[Stored entries]
§

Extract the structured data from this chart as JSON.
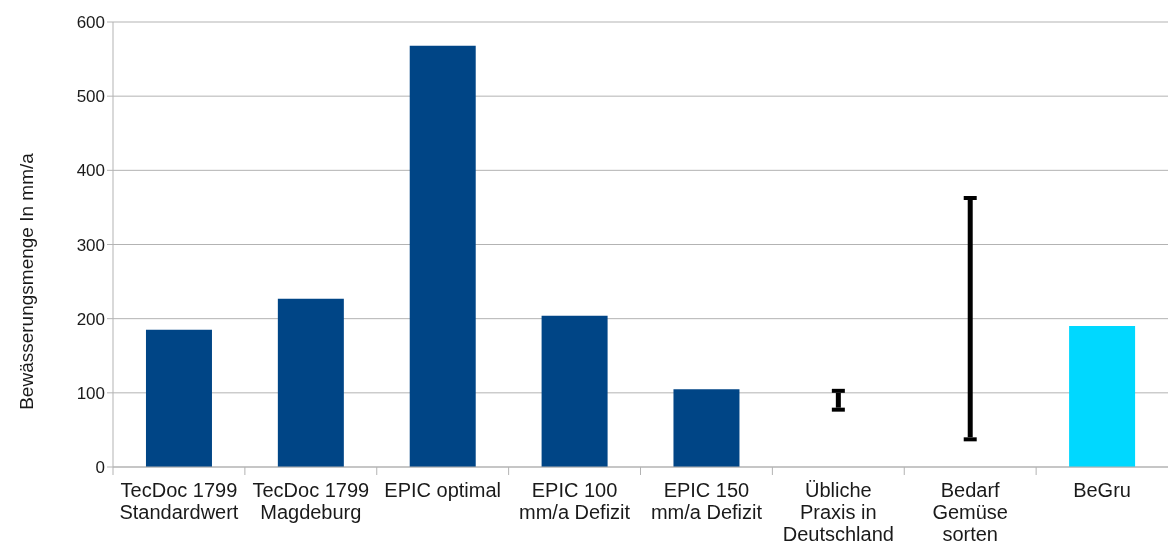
{
  "chart_data": {
    "type": "bar",
    "ylabel": "Bewässerungsmenge In mm/a",
    "categories": [
      "TecDoc 1799 Standardwert",
      "TecDoc 1799 Magdeburg",
      "EPIC optimal",
      "EPIC 100 mm/a Defizit",
      "EPIC 150 mm/a Defizit",
      "Übliche Praxis in Deutschland",
      "Bedarf Gemüse sorten",
      "BeGru"
    ],
    "values": [
      185,
      227,
      568,
      204,
      105,
      20,
      320,
      190
    ],
    "base": [
      null,
      null,
      null,
      null,
      null,
      80,
      40,
      null
    ],
    "colors": [
      "#004586",
      "#004586",
      "#004586",
      "#004586",
      "#004586",
      "#000000",
      "#000000",
      "#00d8ff"
    ],
    "ylim": [
      0,
      600
    ],
    "yticks": [
      0,
      100,
      200,
      300,
      400,
      500,
      600
    ],
    "grid": "y"
  }
}
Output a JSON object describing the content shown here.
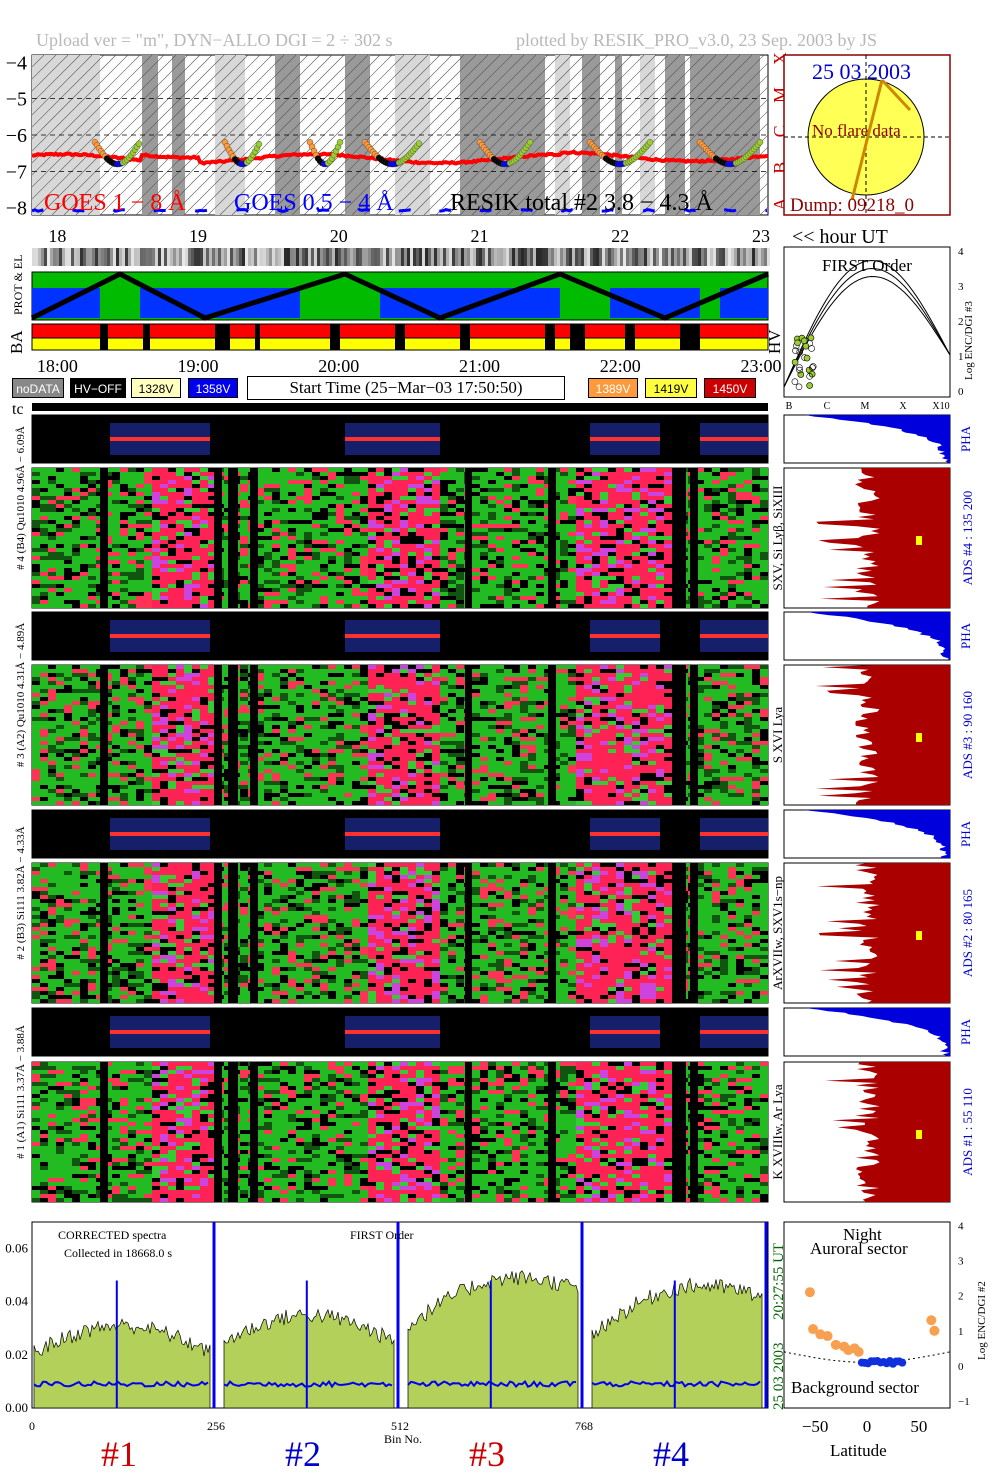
{
  "header": {
    "left": "Upload ver = \"m\", DYN−ALLO DGI =   2 ÷ 302 s",
    "right": "plotted by RESIK_PRO_v3.0, 23 Sep. 2003 by JS"
  },
  "goes": {
    "y_ticks": [
      "−4",
      "−5",
      "−6",
      "−7",
      "−8"
    ],
    "class_letters": [
      "X",
      "M",
      "C",
      "B",
      "A"
    ],
    "legend_goes18": "GOES 1 − 8 Å",
    "legend_goes054": "GOES 0.5 − 4 Å",
    "legend_resik": "RESIK total #2  3.8 − 4.3 Å",
    "hour_ticks": [
      "18",
      "19",
      "20",
      "21",
      "22",
      "23"
    ],
    "hour_label": "<< hour UT",
    "colors": {
      "goes18": "#ff0000",
      "goes054": "#0000ff",
      "resik": "#000000"
    }
  },
  "sun": {
    "date": "25 03 2003",
    "note": "No flare data",
    "dump": "Dump: 09218_0"
  },
  "status_panel": {
    "label_top": "PROT & EL",
    "label_ba": "BA",
    "label_hv": "HV",
    "time_ticks": [
      "18:00",
      "19:00",
      "20:00",
      "21:00",
      "22:00",
      "23:00"
    ]
  },
  "legend": {
    "items": [
      {
        "label": "noDATA",
        "bg": "#888888",
        "fg": "#ffffff"
      },
      {
        "label": "HV−OFF",
        "bg": "#000000",
        "fg": "#ffffff"
      },
      {
        "label": "1328V",
        "bg": "#ffffc0",
        "fg": "#000000"
      },
      {
        "label": "1358V",
        "bg": "#0000ee",
        "fg": "#ffffff"
      },
      {
        "label": "1389V",
        "bg": "#ff9a3c",
        "fg": "#ffffff"
      },
      {
        "label": "1419V",
        "bg": "#ffff40",
        "fg": "#000000"
      },
      {
        "label": "1450V",
        "bg": "#cc0000",
        "fg": "#ffffff"
      }
    ],
    "start_time": "Start Time (25−Mar−03 17:50:50)"
  },
  "first_order": {
    "title": "FIRST Order",
    "ylabel": "Log ENC/DGI #3",
    "y_ticks": [
      "4",
      "3",
      "2",
      "1",
      "0"
    ],
    "x_ticks": [
      "B",
      "C",
      "M",
      "X",
      "X10"
    ]
  },
  "tc_label": "tc",
  "channels": [
    {
      "pha_label": "# 4 (B4) Qu1010 4.96Å − 6.09Å",
      "side_label": "SXV, Si Lyβ, SiXIII",
      "ads_label": "ADS #4 :   135 200",
      "pha": "PHA"
    },
    {
      "pha_label": "# 3 (A2) Qu1010 4.31Å − 4.89Å",
      "side_label": "S XVI Lya",
      "ads_label": "ADS #3 :   90 160",
      "pha": "PHA"
    },
    {
      "pha_label": "# 2 (B3) Si111 3.82Å − 4.33Å",
      "side_label": "ArXVIIw, SXV1s−np",
      "ads_label": "ADS #2 :   80 165",
      "pha": "PHA"
    },
    {
      "pha_label": "# 1 (A1) Si111 3.37Å − 3.88Å",
      "side_label": "K XVIIIw, Ar Lya",
      "ads_label": "ADS #1 :   55 110",
      "pha": "PHA"
    }
  ],
  "spectra": {
    "title_left": "CORRECTED spectra",
    "collected": "Collected in 18668.0 s",
    "title_mid": "FIRST Order",
    "y_ticks": [
      "0.06",
      "0.04",
      "0.02",
      "0.00"
    ],
    "x_ticks": [
      "0",
      "256",
      "512",
      "768"
    ],
    "xlabel": "Bin No.",
    "side_time": "20:27:55 UT",
    "side_date": "25 03 2003",
    "channel_labels": [
      {
        "text": "#1",
        "color": "#cc0000"
      },
      {
        "text": "#2",
        "color": "#0000cc"
      },
      {
        "text": "#3",
        "color": "#cc0000"
      },
      {
        "text": "#4",
        "color": "#0000cc"
      }
    ]
  },
  "latitude": {
    "title1": "Night",
    "title2": "Auroral sector",
    "bottom": "Background sector",
    "ylabel": "Log ENC/DGI #2",
    "xlabel": "Latitude",
    "x_ticks": [
      "−50",
      "0",
      "50"
    ],
    "y_ticks": [
      "4",
      "3",
      "2",
      "1",
      "0",
      "−1"
    ]
  }
}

§

## [What is asked]
Looking at the records above, say how many lines hold the string "EPIC". Write nothing but the number.

## [The solution]
3